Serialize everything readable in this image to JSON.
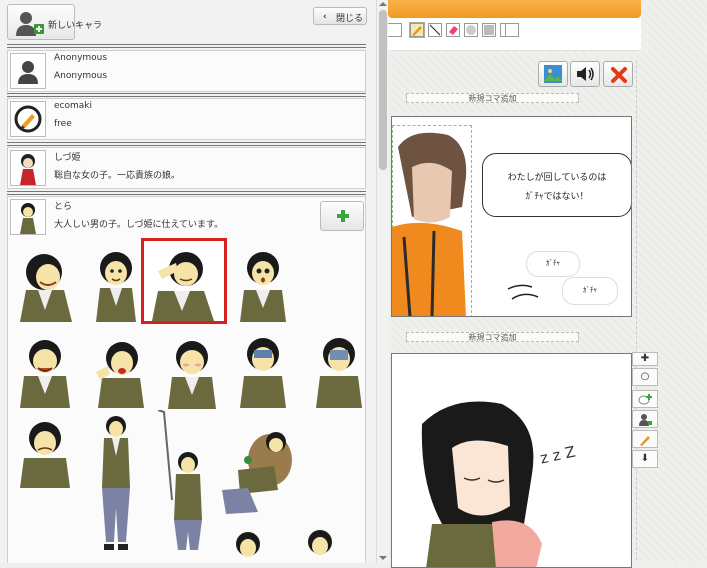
{
  "sidebar": {
    "new_character_label": "新しいキャラ",
    "close_label": "閉じる",
    "characters": [
      {
        "name": "Anonymous",
        "description": "Anonymous"
      },
      {
        "name": "ecomaki",
        "description": "free"
      },
      {
        "name": "しづ姫",
        "description": "聡自な女の子。一応貴族の娘。"
      },
      {
        "name": "とら",
        "description": "大人しい男の子。しづ姫に仕えています。"
      }
    ]
  },
  "editor": {
    "add_frame_label": "新規コマ追加",
    "speech_main": "わたしが回しているのは",
    "speech_main_2": "ｶﾞﾁｬではない！",
    "sfx_1": "ｶﾞﾁｬ",
    "sfx_2": "ｶﾞﾁｬ",
    "sleep_sfx": "z z Z"
  },
  "colors": {
    "accent_orange": "#ef9b20",
    "selected_outline": "#d6201f",
    "delete_red": "#e23b16"
  },
  "icons": [
    "add-user-icon",
    "chevron-left-icon",
    "person-icon",
    "pen-icon",
    "image-icon",
    "speaker-icon",
    "delete-icon",
    "plus-icon",
    "circle-icon",
    "add-bubble-icon",
    "add-character-icon",
    "pencil-icon",
    "down-arrow-icon"
  ]
}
________________________________________
Leave out the pictures, and give all the records again exactly.

Serialize everything readable in this image to JSON.
{
  "sidebar": {
    "new_character_label": "新しいキャラ",
    "close_label": "閉じる",
    "characters": [
      {
        "name": "Anonymous",
        "description": "Anonymous"
      },
      {
        "name": "ecomaki",
        "description": "free"
      },
      {
        "name": "しづ姫",
        "description": "聡自な女の子。一応貴族の娘。"
      },
      {
        "name": "とら",
        "description": "大人しい男の子。しづ姫に仕えています。"
      }
    ]
  },
  "editor": {
    "add_frame_label": "新規コマ追加",
    "speech_main": "わたしが回しているのは",
    "speech_main_2": "ｶﾞﾁｬではない！",
    "sfx_1": "ｶﾞﾁｬ",
    "sfx_2": "ｶﾞﾁｬ",
    "sleep_sfx": "z z Z"
  },
  "colors": {
    "accent_orange": "#ef9b20",
    "selected_outline": "#d6201f",
    "delete_red": "#e23b16"
  },
  "icons": [
    "add-user-icon",
    "chevron-left-icon",
    "person-icon",
    "pen-icon",
    "image-icon",
    "speaker-icon",
    "delete-icon",
    "plus-icon",
    "circle-icon",
    "add-bubble-icon",
    "add-character-icon",
    "pencil-icon",
    "down-arrow-icon"
  ]
}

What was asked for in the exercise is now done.